* _What needs to be done_
Reproduce the listing word for word, leaving every picture behind.

* _Provided records_

● ● ●

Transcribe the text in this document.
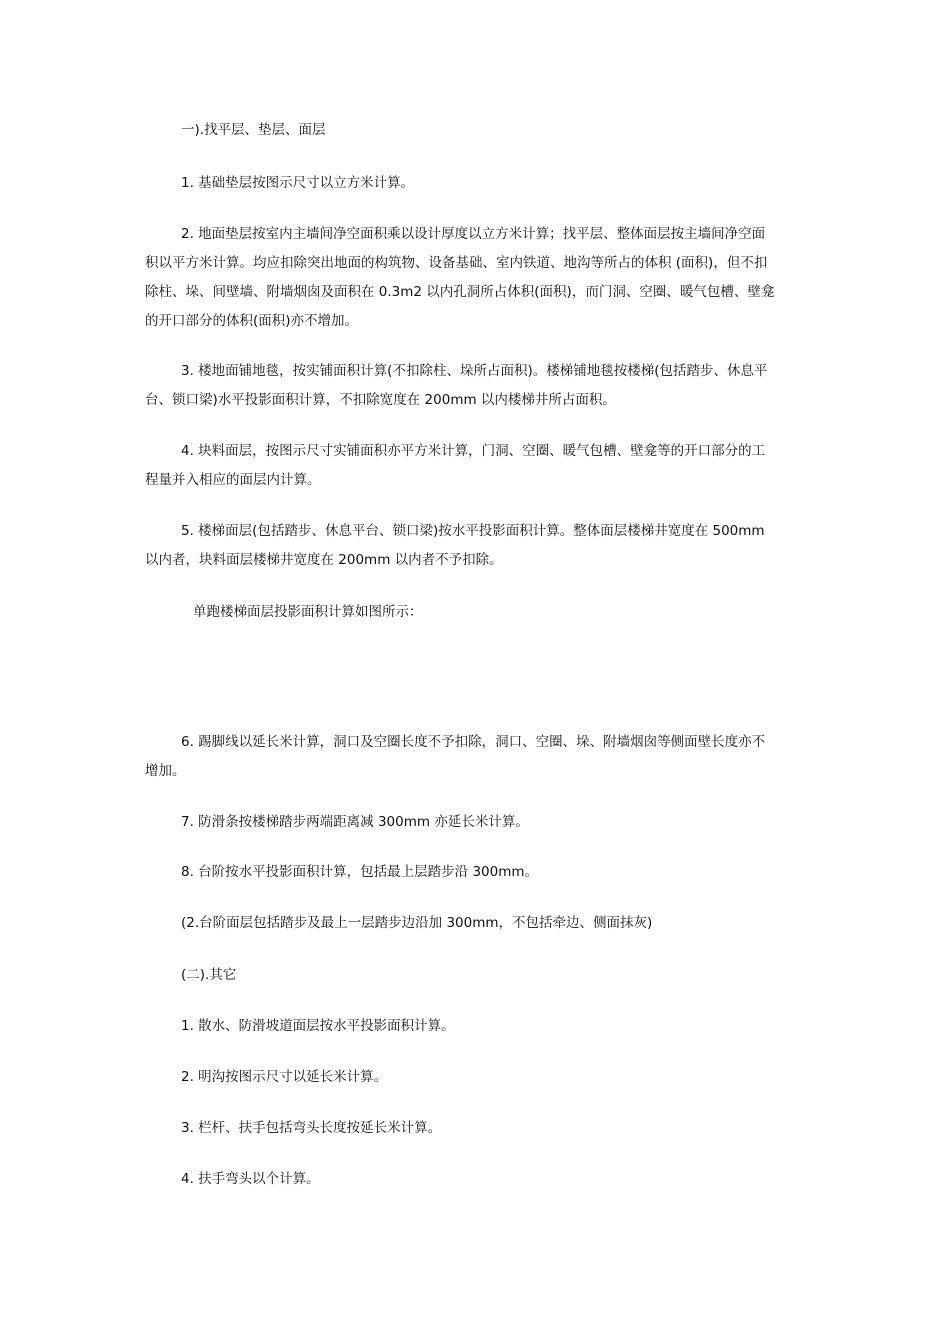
一).找平层、垫层、面层

1. 基础垫层按图示尺寸以立方米计算。

2. 地面垫层按室内主墙间净空面积乘以设计厚度以立方米计算；找平层、整体面层按主墙间净空面
积以平方米计算。均应扣除突出地面的构筑物、设备基础、室内铁道、地沟等所占的体积 (面积)，但不扣
除柱、垛、间壁墙、附墙烟囱及面积在 0.3m2 以内孔洞所占体积(面积)，而门洞、空圈、暖气包槽、壁龛
的开口部分的体积(面积)亦不增加。

3. 楼地面铺地毯，按实铺面积计算(不扣除柱、垛所占面积)。楼梯铺地毯按楼梯(包括踏步、休息平
台、锁口梁)水平投影面积计算，不扣除宽度在 200mm 以内楼梯井所占面积。

4. 块料面层，按图示尺寸实铺面积亦平方米计算，门洞、空圈、暖气包槽、壁龛等的开口部分的工
程量并入相应的面层内计算。

5. 楼梯面层(包括踏步、休息平台、锁口梁)按水平投影面积计算。整体面层楼梯井宽度在 500mm
以内者，块料面层楼梯井宽度在 200mm 以内者不予扣除。

单跑楼梯面层投影面积计算如图所示：

6. 踢脚线以延长米计算，洞口及空圈长度不予扣除，洞口、空圈、垛、附墙烟囱等侧面壁长度亦不
增加。

7. 防滑条按楼梯踏步两端距离减 300mm 亦延长米计算。

8. 台阶按水平投影面积计算，包括最上层踏步沿 300mm。

(2.台阶面层包括踏步及最上一层踏步边沿加 300mm，不包括牵边、侧面抹灰)

(二).其它

1. 散水、防滑坡道面层按水平投影面积计算。

2. 明沟按图示尺寸以延长米计算。

3. 栏杆、扶手包括弯头长度按延长米计算。

4. 扶手弯头以个计算。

● ● ●

* _Completed task_
Transcribe the text in this document.
一).找平层、垫层、面层

1. 基础垫层按图示尺寸以立方米计算。

2. 地面垫层按室内主墙间净空面积乘以设计厚度以立方米计算；找平层、整体面层按主墙间净空面
积以平方米计算。均应扣除突出地面的构筑物、设备基础、室内铁道、地沟等所占的体积 (面积)，但不扣
除柱、垛、间壁墙、附墙烟囱及面积在 0.3m2 以内孔洞所占体积(面积)，而门洞、空圈、暖气包槽、壁龛
的开口部分的体积(面积)亦不增加。

3. 楼地面铺地毯，按实铺面积计算(不扣除柱、垛所占面积)。楼梯铺地毯按楼梯(包括踏步、休息平
台、锁口梁)水平投影面积计算，不扣除宽度在 200mm 以内楼梯井所占面积。

4. 块料面层，按图示尺寸实铺面积亦平方米计算，门洞、空圈、暖气包槽、壁龛等的开口部分的工
程量并入相应的面层内计算。

5. 楼梯面层(包括踏步、休息平台、锁口梁)按水平投影面积计算。整体面层楼梯井宽度在 500mm
以内者，块料面层楼梯井宽度在 200mm 以内者不予扣除。

单跑楼梯面层投影面积计算如图所示：

6. 踢脚线以延长米计算，洞口及空圈长度不予扣除，洞口、空圈、垛、附墙烟囱等侧面壁长度亦不
增加。

7. 防滑条按楼梯踏步两端距离减 300mm 亦延长米计算。

8. 台阶按水平投影面积计算，包括最上层踏步沿 300mm。

(2.台阶面层包括踏步及最上一层踏步边沿加 300mm，不包括牵边、侧面抹灰)

(二).其它

1. 散水、防滑坡道面层按水平投影面积计算。

2. 明沟按图示尺寸以延长米计算。

3. 栏杆、扶手包括弯头长度按延长米计算。

4. 扶手弯头以个计算。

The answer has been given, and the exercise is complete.